- [EXERCISE PROMPT]: Type out every line below exactly as it reads.

- [EXTRACTED RECORDS]:
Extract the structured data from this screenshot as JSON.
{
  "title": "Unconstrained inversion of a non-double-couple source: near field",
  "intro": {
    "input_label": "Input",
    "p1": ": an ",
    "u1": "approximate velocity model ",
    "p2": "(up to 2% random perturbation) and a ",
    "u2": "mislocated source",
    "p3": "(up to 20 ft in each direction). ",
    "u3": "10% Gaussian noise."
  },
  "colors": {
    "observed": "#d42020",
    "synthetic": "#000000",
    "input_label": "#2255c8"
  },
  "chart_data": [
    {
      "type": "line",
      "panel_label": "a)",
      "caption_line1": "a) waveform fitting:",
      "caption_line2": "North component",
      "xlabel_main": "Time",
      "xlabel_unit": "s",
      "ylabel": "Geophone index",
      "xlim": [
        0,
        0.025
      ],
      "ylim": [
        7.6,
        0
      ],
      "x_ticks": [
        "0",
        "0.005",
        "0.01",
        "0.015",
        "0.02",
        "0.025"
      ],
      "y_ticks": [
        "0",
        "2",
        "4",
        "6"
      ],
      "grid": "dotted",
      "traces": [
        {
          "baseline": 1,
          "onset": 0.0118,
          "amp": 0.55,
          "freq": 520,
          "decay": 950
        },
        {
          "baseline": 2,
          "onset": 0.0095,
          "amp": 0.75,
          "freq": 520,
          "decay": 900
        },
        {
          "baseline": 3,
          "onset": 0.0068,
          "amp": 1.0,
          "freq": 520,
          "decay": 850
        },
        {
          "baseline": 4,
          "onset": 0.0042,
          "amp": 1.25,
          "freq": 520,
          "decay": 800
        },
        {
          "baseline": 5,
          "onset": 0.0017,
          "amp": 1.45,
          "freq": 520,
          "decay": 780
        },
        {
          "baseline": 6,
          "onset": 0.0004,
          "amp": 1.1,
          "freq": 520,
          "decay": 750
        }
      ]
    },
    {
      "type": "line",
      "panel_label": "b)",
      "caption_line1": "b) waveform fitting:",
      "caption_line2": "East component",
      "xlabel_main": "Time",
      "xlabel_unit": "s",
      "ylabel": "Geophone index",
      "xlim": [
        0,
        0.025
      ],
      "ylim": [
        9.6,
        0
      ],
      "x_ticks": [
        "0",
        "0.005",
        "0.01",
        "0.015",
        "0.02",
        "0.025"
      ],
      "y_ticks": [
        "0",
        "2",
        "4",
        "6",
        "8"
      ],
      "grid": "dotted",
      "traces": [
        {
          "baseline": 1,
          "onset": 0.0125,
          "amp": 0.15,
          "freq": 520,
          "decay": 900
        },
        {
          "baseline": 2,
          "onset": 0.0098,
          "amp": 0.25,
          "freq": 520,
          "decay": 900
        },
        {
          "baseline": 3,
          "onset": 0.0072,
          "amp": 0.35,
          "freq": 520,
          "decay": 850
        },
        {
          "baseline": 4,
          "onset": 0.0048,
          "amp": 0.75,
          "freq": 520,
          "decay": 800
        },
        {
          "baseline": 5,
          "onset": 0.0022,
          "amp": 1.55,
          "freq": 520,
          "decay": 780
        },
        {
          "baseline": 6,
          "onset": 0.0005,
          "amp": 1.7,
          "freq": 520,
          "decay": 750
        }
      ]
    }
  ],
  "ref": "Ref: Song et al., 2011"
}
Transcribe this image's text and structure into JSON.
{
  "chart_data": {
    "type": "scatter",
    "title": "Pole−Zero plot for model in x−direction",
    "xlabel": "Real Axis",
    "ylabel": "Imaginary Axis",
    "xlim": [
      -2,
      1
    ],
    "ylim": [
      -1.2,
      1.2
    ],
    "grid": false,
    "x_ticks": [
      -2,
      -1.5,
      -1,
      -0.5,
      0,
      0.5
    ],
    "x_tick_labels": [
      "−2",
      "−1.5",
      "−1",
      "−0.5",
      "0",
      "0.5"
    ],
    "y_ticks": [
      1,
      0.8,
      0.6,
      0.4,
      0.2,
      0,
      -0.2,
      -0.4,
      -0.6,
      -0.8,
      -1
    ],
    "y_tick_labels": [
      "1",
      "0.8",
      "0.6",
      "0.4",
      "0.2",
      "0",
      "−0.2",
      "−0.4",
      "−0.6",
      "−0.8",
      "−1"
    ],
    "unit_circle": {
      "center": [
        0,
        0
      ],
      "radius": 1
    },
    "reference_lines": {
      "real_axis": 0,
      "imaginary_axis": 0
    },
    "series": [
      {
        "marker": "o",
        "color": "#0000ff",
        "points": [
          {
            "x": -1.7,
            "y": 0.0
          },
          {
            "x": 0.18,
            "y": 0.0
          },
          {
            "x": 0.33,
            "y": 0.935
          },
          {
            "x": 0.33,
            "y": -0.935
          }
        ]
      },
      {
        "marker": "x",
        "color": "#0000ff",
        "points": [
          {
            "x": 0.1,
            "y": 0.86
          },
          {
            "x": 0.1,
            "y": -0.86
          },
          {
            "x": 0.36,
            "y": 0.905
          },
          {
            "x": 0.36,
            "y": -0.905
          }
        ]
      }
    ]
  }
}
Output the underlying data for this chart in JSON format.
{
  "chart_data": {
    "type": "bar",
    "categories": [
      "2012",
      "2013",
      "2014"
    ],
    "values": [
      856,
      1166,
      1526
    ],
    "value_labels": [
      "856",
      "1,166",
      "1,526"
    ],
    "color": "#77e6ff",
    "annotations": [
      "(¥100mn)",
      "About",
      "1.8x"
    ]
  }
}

- [COMPLETED TASK]:
Extract the structured data from this screenshot as JSON.
{
  "title": "Unconstrained inversion of a non-double-couple source: near field",
  "intro": {
    "input_label": "Input",
    "p1": ": an ",
    "u1": "approximate velocity model ",
    "p2": "(up to 2% random perturbation) and a ",
    "u2": "mislocated source",
    "p3": "(up to 20 ft in each direction). ",
    "u3": "10% Gaussian noise."
  },
  "colors": {
    "observed": "#d42020",
    "synthetic": "#000000",
    "input_label": "#2255c8"
  },
  "chart_data": [
    {
      "type": "line",
      "panel_label": "a)",
      "caption_line1": "a) waveform fitting:",
      "caption_line2": "North component",
      "xlabel_main": "Time",
      "xlabel_unit": "s",
      "ylabel": "Geophone index",
      "xlim": [
        0,
        0.025
      ],
      "ylim": [
        7.6,
        0
      ],
      "x_ticks": [
        "0",
        "0.005",
        "0.01",
        "0.015",
        "0.02",
        "0.025"
      ],
      "y_ticks": [
        "0",
        "2",
        "4",
        "6"
      ],
      "grid": "dotted",
      "traces": [
        {
          "baseline": 1,
          "onset": 0.0118,
          "amp": 0.55,
          "freq": 520,
          "decay": 950
        },
        {
          "baseline": 2,
          "onset": 0.0095,
          "amp": 0.75,
          "freq": 520,
          "decay": 900
        },
        {
          "baseline": 3,
          "onset": 0.0068,
          "amp": 1.0,
          "freq": 520,
          "decay": 850
        },
        {
          "baseline": 4,
          "onset": 0.0042,
          "amp": 1.25,
          "freq": 520,
          "decay": 800
        },
        {
          "baseline": 5,
          "onset": 0.0017,
          "amp": 1.45,
          "freq": 520,
          "decay": 780
        },
        {
          "baseline": 6,
          "onset": 0.0004,
          "amp": 1.1,
          "freq": 520,
          "decay": 750
        }
      ]
    },
    {
      "type": "line",
      "panel_label": "b)",
      "caption_line1": "b) waveform fitting:",
      "caption_line2": "East component",
      "xlabel_main": "Time",
      "xlabel_unit": "s",
      "ylabel": "Geophone index",
      "xlim": [
        0,
        0.025
      ],
      "ylim": [
        9.6,
        0
      ],
      "x_ticks": [
        "0",
        "0.005",
        "0.01",
        "0.015",
        "0.02",
        "0.025"
      ],
      "y_ticks": [
        "0",
        "2",
        "4",
        "6",
        "8"
      ],
      "grid": "dotted",
      "traces": [
        {
          "baseline": 1,
          "onset": 0.0125,
          "amp": 0.15,
          "freq": 520,
          "decay": 900
        },
        {
          "baseline": 2,
          "onset": 0.0098,
          "amp": 0.25,
          "freq": 520,
          "decay": 900
        },
        {
          "baseline": 3,
          "onset": 0.0072,
          "amp": 0.35,
          "freq": 520,
          "decay": 850
        },
        {
          "baseline": 4,
          "onset": 0.0048,
          "amp": 0.75,
          "freq": 520,
          "decay": 800
        },
        {
          "baseline": 5,
          "onset": 0.0022,
          "amp": 1.55,
          "freq": 520,
          "decay": 780
        },
        {
          "baseline": 6,
          "onset": 0.0005,
          "amp": 1.7,
          "freq": 520,
          "decay": 750
        }
      ]
    }
  ],
  "ref": "Ref: Song et al., 2011"
}
Transcribe this image's text and structure into JSON.
{
  "chart_data": {
    "type": "scatter",
    "title": "Pole−Zero plot for model in x−direction",
    "xlabel": "Real Axis",
    "ylabel": "Imaginary Axis",
    "xlim": [
      -2,
      1
    ],
    "ylim": [
      -1.2,
      1.2
    ],
    "grid": false,
    "x_ticks": [
      -2,
      -1.5,
      -1,
      -0.5,
      0,
      0.5
    ],
    "x_tick_labels": [
      "−2",
      "−1.5",
      "−1",
      "−0.5",
      "0",
      "0.5"
    ],
    "y_ticks": [
      1,
      0.8,
      0.6,
      0.4,
      0.2,
      0,
      -0.2,
      -0.4,
      -0.6,
      -0.8,
      -1
    ],
    "y_tick_labels": [
      "1",
      "0.8",
      "0.6",
      "0.4",
      "0.2",
      "0",
      "−0.2",
      "−0.4",
      "−0.6",
      "−0.8",
      "−1"
    ],
    "unit_circle": {
      "center": [
        0,
        0
      ],
      "radius": 1
    },
    "reference_lines": {
      "real_axis": 0,
      "imaginary_axis": 0
    },
    "series": [
      {
        "marker": "o",
        "color": "#0000ff",
        "points": [
          {
            "x": -1.7,
            "y": 0.0
          },
          {
            "x": 0.18,
            "y": 0.0
          },
          {
            "x": 0.33,
            "y": 0.935
          },
          {
            "x": 0.33,
            "y": -0.935
          }
        ]
      },
      {
        "marker": "x",
        "color": "#0000ff",
        "points": [
          {
            "x": 0.1,
            "y": 0.86
          },
          {
            "x": 0.1,
            "y": -0.86
          },
          {
            "x": 0.36,
            "y": 0.905
          },
          {
            "x": 0.36,
            "y": -0.905
          }
        ]
      }
    ]
  }
}
Output the underlying data for this chart in JSON format.
{
  "chart_data": {
    "type": "bar",
    "categories": [
      "2012",
      "2013",
      "2014"
    ],
    "values": [
      856,
      1166,
      1526
    ],
    "value_labels": [
      "856",
      "1,166",
      "1,526"
    ],
    "color": "#77e6ff",
    "annotations": [
      "(¥100mn)",
      "About",
      "1.8x"
    ]
  }
}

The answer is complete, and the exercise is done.